INSTRUCTIONS FOR THE TASK
Which lines of the records contain "Exchange"? Collect every one of them.

DATA SECTION
....

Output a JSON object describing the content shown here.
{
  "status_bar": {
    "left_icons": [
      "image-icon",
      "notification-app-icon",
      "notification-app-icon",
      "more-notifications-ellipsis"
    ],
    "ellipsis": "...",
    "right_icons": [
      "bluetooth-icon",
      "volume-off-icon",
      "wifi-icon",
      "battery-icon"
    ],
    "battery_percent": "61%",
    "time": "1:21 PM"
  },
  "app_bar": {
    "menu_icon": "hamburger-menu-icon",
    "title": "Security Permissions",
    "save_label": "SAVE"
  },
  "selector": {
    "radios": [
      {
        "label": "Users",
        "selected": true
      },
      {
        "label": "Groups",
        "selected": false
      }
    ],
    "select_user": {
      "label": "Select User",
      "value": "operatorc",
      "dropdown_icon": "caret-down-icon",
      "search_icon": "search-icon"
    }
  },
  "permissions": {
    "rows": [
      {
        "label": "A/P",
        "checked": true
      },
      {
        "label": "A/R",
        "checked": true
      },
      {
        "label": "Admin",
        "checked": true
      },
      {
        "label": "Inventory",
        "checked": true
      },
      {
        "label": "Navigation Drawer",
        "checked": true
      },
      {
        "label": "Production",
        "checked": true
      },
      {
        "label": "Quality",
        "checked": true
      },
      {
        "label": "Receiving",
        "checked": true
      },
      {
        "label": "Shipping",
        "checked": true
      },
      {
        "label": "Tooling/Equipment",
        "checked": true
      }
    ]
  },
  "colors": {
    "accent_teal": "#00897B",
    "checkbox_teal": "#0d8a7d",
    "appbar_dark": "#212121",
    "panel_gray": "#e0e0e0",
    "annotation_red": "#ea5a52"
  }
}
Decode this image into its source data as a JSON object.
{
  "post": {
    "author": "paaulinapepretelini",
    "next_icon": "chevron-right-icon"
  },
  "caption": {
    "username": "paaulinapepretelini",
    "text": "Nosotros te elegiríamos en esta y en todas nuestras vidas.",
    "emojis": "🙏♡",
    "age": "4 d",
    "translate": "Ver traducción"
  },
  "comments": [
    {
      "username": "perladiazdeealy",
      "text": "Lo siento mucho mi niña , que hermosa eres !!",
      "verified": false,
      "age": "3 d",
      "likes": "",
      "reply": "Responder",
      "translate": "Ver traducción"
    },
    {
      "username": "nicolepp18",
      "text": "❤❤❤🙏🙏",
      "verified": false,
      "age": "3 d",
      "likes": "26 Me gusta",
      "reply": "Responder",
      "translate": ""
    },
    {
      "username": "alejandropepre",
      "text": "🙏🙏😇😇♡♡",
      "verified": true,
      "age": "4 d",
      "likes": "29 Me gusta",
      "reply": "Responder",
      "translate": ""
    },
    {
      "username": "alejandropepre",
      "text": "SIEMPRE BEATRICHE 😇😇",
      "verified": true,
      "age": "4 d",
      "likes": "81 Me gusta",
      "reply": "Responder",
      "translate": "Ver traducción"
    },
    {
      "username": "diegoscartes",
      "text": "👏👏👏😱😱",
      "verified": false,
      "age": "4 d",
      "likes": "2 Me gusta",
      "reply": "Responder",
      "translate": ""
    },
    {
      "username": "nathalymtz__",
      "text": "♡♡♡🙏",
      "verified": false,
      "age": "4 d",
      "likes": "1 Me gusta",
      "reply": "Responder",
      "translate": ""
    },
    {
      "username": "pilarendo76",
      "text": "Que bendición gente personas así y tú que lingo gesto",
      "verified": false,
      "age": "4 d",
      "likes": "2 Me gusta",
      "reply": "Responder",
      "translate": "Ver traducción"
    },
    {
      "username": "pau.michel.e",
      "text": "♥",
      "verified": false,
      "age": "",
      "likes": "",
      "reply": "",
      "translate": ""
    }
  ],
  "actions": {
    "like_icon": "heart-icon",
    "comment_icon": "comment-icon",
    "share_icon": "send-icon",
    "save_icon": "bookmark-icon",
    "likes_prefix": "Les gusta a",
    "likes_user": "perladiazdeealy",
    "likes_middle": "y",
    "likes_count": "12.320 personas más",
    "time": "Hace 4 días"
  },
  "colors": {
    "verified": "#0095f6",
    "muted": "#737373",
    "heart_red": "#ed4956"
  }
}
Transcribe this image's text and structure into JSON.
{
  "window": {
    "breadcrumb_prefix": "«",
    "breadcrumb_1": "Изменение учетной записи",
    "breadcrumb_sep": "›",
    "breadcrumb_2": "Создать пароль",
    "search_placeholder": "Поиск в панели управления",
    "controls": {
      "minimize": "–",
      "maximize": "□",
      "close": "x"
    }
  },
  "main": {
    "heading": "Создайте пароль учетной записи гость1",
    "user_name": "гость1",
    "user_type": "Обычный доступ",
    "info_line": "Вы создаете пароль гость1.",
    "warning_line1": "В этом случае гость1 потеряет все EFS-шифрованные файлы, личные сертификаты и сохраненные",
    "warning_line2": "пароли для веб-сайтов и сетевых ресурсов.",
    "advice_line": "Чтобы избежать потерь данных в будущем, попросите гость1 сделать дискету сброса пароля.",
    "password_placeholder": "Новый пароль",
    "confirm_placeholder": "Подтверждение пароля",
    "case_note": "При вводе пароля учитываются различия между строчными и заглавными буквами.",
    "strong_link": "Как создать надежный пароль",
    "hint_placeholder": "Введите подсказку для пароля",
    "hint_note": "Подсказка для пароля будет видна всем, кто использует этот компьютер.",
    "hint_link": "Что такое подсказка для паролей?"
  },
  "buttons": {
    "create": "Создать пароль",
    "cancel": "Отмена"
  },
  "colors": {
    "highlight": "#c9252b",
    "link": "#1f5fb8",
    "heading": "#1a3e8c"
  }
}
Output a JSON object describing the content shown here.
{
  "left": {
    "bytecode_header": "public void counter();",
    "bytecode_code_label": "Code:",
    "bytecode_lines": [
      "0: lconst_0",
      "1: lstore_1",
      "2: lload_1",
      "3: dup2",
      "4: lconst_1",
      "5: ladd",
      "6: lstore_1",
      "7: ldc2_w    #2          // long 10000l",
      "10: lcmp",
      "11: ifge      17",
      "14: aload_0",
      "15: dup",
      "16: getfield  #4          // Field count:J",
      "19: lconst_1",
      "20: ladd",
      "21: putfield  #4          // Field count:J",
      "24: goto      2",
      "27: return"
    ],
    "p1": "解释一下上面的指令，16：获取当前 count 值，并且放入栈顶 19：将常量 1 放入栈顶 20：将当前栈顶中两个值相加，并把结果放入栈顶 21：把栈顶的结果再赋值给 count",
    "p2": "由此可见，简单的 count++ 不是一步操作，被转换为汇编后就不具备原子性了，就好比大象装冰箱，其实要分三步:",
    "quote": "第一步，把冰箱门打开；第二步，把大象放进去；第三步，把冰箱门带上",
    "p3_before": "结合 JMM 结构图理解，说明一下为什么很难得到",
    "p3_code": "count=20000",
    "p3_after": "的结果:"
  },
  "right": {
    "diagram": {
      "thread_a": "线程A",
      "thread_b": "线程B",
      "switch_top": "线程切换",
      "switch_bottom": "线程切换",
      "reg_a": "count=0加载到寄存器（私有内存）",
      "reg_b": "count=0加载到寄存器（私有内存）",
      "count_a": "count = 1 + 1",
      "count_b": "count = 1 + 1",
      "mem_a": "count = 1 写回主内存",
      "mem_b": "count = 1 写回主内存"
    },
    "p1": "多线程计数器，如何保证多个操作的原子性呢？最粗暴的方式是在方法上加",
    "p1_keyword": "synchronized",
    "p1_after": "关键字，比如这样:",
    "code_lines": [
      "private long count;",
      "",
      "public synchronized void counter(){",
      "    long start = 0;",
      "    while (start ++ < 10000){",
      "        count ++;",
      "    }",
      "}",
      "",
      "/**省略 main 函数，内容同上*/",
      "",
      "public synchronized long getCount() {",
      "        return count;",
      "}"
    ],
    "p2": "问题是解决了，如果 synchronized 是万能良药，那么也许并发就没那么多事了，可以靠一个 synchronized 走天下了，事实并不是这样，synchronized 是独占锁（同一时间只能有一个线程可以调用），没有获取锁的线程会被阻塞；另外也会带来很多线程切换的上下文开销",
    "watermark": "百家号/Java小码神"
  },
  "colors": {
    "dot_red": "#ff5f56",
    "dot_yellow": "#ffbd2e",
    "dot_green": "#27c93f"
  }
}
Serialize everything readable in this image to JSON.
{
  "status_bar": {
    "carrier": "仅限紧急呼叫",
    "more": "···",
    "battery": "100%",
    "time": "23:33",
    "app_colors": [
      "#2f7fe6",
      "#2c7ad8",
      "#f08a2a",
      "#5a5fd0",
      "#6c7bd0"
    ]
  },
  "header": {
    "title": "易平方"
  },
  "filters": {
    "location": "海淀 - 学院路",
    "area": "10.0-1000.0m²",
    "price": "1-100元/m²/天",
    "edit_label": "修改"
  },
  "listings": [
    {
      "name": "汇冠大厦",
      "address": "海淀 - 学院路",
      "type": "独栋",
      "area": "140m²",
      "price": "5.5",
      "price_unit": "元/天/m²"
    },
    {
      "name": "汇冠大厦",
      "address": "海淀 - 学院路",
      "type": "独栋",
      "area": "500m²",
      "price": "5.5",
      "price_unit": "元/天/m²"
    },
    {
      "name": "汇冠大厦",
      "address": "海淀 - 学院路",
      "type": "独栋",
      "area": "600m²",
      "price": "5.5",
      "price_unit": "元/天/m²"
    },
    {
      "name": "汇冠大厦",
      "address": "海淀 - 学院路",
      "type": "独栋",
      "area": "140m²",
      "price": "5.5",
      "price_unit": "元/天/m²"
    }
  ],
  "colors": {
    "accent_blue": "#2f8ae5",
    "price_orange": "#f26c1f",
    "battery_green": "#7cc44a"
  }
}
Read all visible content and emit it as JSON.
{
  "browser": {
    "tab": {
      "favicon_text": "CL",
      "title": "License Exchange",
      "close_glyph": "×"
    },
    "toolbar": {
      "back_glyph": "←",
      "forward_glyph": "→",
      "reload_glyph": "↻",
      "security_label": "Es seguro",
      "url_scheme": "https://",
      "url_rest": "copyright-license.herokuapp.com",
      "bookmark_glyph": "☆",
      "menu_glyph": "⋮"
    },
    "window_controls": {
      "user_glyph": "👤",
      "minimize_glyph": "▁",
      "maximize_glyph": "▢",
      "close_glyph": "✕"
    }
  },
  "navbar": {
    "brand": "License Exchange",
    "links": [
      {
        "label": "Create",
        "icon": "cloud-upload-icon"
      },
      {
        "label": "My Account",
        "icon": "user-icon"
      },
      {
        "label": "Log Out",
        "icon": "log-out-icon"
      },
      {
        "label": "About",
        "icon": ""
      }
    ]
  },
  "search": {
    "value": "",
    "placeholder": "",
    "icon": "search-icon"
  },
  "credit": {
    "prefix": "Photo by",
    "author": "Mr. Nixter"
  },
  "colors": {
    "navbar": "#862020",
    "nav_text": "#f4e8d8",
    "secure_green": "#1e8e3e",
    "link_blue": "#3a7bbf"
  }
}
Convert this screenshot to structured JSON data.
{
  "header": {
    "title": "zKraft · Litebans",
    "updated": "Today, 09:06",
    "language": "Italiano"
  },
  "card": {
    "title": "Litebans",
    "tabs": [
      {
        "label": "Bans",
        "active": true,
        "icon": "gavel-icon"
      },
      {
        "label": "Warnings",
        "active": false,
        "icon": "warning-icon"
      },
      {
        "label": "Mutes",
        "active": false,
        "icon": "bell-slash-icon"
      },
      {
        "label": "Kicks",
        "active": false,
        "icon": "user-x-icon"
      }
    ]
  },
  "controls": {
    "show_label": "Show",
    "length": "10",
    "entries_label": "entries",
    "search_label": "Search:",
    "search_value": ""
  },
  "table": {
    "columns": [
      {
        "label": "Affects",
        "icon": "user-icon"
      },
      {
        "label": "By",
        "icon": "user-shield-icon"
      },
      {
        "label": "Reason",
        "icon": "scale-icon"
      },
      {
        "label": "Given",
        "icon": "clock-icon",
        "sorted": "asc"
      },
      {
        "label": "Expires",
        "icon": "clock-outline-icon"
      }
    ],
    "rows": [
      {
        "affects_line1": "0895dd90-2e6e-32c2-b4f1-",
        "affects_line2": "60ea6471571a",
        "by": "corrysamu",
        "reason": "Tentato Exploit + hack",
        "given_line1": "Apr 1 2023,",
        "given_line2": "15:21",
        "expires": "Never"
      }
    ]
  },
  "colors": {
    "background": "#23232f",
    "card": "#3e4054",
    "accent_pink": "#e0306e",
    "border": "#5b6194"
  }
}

....

THE RESULT
      "title": "License Exchange",
    "brand": "License Exchange",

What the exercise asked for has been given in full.